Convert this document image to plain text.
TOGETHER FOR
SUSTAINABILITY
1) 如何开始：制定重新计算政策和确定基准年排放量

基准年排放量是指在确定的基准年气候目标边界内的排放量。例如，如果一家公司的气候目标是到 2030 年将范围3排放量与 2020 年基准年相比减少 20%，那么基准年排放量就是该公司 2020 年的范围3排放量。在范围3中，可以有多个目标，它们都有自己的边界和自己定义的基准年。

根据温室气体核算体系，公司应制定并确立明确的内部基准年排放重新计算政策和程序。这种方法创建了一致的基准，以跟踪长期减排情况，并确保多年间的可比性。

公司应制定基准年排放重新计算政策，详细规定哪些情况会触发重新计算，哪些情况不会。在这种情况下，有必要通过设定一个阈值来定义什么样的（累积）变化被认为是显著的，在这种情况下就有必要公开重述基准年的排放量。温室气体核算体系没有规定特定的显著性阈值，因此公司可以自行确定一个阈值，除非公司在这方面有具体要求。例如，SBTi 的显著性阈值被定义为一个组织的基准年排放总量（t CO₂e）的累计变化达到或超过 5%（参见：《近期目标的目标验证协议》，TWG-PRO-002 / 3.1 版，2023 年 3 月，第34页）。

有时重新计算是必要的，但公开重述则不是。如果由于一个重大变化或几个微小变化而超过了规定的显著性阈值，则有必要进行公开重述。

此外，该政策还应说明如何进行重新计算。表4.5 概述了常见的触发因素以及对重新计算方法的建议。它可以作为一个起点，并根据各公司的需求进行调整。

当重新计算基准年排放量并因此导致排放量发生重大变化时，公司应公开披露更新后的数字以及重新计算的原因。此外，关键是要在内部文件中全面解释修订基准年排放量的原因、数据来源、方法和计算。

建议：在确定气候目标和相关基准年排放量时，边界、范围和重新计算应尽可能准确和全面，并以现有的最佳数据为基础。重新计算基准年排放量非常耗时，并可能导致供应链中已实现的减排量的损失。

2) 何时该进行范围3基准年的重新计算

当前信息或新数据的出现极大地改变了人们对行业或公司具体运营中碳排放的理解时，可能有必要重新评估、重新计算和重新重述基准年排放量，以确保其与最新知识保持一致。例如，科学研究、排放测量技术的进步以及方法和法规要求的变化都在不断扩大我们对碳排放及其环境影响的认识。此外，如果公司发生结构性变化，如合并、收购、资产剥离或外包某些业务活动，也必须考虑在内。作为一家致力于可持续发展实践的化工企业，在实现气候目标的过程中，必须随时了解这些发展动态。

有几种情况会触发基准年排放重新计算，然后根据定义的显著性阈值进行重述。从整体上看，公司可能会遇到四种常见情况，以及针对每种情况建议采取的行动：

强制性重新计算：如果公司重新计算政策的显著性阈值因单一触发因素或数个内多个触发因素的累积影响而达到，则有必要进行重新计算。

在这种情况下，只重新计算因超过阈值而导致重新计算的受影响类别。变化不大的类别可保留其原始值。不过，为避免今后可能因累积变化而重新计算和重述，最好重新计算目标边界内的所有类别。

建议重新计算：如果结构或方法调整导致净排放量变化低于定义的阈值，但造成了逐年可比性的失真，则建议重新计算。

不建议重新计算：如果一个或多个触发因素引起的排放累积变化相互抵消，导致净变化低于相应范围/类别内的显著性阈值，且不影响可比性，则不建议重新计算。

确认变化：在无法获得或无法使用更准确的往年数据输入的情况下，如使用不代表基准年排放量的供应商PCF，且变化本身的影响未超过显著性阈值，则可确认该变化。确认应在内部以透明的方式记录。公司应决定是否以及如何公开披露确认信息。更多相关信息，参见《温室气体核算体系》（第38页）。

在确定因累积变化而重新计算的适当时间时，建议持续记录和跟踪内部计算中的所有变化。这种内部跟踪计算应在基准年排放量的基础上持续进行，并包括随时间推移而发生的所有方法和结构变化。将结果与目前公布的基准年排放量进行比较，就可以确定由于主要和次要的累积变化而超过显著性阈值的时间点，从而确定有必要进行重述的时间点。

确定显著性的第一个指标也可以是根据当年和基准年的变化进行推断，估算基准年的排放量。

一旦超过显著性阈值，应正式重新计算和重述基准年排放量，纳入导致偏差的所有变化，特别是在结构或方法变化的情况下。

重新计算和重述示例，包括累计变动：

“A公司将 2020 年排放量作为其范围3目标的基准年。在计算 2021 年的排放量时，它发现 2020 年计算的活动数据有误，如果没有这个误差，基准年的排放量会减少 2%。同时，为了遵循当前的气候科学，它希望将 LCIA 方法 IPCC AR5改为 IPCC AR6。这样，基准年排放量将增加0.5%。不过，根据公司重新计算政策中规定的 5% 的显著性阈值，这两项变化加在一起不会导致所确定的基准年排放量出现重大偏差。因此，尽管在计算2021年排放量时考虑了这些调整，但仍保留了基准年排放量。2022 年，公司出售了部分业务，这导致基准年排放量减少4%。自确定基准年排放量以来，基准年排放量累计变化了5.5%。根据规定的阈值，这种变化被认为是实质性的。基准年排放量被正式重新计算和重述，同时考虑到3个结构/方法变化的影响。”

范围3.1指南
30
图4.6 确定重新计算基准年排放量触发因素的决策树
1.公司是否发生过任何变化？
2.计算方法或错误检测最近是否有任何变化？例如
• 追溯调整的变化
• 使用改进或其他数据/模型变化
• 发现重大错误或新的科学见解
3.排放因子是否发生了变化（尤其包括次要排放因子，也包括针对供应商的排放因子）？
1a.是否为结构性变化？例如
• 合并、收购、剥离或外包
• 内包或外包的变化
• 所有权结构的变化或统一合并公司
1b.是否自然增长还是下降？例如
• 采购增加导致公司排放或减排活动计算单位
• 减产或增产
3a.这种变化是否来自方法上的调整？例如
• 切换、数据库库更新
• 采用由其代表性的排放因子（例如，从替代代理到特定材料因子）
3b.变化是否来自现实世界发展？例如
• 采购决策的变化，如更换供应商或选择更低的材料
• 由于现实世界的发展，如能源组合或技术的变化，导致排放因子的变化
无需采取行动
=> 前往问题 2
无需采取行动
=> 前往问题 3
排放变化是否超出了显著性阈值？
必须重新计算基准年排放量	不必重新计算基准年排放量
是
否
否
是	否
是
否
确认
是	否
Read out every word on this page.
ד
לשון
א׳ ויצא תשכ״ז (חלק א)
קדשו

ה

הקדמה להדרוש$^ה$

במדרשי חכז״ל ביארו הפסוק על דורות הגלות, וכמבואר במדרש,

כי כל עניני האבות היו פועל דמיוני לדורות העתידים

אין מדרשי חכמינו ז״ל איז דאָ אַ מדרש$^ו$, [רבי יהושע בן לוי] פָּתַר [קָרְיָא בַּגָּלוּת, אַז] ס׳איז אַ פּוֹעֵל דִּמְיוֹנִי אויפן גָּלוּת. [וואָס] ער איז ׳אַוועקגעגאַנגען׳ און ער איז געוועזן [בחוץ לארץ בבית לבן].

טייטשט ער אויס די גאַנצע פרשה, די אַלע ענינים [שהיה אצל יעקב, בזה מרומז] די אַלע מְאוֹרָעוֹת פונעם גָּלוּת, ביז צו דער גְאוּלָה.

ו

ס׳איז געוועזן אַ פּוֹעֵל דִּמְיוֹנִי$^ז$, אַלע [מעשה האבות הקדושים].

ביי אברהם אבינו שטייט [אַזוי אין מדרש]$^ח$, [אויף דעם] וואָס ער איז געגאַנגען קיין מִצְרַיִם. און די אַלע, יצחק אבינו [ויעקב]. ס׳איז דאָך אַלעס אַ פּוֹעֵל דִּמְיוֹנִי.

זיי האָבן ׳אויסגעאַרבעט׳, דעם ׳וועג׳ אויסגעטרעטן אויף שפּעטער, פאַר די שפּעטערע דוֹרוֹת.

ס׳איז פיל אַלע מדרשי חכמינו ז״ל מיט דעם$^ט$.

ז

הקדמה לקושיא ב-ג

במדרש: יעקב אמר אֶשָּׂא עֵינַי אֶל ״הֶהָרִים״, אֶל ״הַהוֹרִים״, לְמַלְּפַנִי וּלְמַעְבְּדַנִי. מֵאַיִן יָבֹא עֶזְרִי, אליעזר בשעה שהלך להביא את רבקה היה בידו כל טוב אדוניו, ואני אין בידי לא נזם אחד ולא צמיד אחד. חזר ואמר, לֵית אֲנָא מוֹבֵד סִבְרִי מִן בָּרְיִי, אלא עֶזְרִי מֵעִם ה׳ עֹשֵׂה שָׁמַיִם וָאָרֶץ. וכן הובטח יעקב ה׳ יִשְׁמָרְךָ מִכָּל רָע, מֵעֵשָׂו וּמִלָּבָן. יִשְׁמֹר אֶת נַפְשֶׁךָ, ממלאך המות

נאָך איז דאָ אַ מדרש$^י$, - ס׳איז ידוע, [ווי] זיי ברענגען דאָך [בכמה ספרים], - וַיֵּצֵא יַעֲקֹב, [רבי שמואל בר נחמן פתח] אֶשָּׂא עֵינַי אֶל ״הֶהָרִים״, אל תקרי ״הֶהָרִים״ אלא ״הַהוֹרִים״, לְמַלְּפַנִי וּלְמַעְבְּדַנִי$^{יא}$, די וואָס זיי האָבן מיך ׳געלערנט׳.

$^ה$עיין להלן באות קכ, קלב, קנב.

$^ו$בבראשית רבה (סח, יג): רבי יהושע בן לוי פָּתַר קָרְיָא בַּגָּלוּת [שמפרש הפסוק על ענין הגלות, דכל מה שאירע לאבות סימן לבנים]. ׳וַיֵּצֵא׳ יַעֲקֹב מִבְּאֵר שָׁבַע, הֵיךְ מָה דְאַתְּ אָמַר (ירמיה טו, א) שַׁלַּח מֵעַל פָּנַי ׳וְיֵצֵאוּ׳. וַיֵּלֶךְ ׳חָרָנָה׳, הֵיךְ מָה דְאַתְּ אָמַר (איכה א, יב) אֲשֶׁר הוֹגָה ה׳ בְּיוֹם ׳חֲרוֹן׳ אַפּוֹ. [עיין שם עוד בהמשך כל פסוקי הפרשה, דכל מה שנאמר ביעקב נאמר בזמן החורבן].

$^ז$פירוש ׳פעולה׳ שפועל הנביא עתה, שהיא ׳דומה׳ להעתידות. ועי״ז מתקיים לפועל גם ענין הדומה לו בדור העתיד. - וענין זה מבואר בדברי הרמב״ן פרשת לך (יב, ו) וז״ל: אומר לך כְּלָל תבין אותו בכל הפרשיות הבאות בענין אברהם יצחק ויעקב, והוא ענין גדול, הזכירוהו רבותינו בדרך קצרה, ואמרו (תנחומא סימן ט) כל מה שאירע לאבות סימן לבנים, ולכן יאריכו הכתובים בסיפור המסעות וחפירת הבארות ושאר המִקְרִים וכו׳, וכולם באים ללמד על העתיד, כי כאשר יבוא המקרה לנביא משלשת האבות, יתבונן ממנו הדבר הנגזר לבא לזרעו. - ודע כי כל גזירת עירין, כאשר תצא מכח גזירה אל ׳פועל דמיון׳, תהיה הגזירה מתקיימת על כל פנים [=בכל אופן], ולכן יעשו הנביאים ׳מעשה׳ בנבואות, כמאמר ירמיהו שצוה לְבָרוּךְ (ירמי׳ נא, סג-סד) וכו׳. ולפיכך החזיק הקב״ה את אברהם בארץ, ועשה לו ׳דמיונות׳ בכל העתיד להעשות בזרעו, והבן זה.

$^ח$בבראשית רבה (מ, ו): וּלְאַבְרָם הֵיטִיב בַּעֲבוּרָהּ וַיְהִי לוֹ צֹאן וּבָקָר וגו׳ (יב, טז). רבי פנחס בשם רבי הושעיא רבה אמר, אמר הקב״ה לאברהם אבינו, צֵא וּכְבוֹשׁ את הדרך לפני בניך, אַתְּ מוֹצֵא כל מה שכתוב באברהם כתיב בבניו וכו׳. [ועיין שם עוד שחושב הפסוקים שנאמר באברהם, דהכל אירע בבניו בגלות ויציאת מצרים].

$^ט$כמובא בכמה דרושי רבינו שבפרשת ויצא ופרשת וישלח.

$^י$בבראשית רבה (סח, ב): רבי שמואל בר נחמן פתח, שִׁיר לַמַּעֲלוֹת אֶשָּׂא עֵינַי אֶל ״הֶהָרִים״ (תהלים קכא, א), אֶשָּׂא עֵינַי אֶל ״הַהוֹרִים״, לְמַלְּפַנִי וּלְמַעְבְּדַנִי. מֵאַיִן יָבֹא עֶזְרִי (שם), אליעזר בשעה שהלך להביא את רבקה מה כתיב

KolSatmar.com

> [Written task]
Show all lines from the data above in which the word "לבנים" appears.

> [Solved exercise]
$^ו$בבראשית רבה (סח, יג): רבי יהושע בן לוי פָּתַר קָרְיָא בַּגָּלוּת [שמפרש הפסוק על ענין הגלות, דכל מה שאירע לאבות סימן לבנים]. ׳וַיֵּצֵא׳ יַעֲקֹב מִבְּאֵר שָׁבַע, הֵיךְ מָה דְאַתְּ אָמַר (ירמיה טו, א) שַׁלַּח מֵעַל פָּנַי ׳וְיֵצֵאוּ׳. וַיֵּלֶךְ ׳חָרָנָה׳, הֵיךְ מָה דְאַתְּ אָמַר (איכה א, יב) אֲשֶׁר הוֹגָה ה׳ בְּיוֹם ׳חֲרוֹן׳ אַפּוֹ. [עיין שם עוד בהמשך כל פסוקי הפרשה, דכל מה שנאמר ביעקב נאמר בזמן החורבן].
$^ז$פירוש ׳פעולה׳ שפועל הנביא עתה, שהיא ׳דומה׳ להעתידות. ועי״ז מתקיים לפועל גם ענין הדומה לו בדור העתיד. - וענין זה מבואר בדברי הרמב״ן פרשת לך (יב, ו) וז״ל: אומר לך כְּלָל תבין אותו בכל הפרשיות הבאות בענין אברהם יצחק ויעקב, והוא ענין גדול, הזכירוהו רבותינו בדרך קצרה, ואמרו (תנחומא סימן ט) כל מה שאירע לאבות סימן לבנים, ולכן יאריכו הכתובים בסיפור המסעות וחפירת הבארות ושאר המִקְרִים וכו׳, וכולם באים ללמד על העתיד, כי כאשר יבוא המקרה לנביא משלשת האבות, יתבונן ממנו הדבר הנגזר לבא לזרעו. - ודע כי כל גזירת עירין, כאשר תצא מכח גזירה אל ׳פועל דמיון׳, תהיה הגזירה מתקיימת על כל פנים [=בכל אופן], ולכן יעשו הנביאים ׳מעשה׳ בנבואות, כמאמר ירמיהו שצוה לְבָרוּךְ (ירמי׳ נא, סג-סד) וכו׳. ולפיכך החזיק הקב״ה את אברהם בארץ, ועשה לו ׳דמיונות׳ בכל העתיד להעשות בזרעו, והבן זה.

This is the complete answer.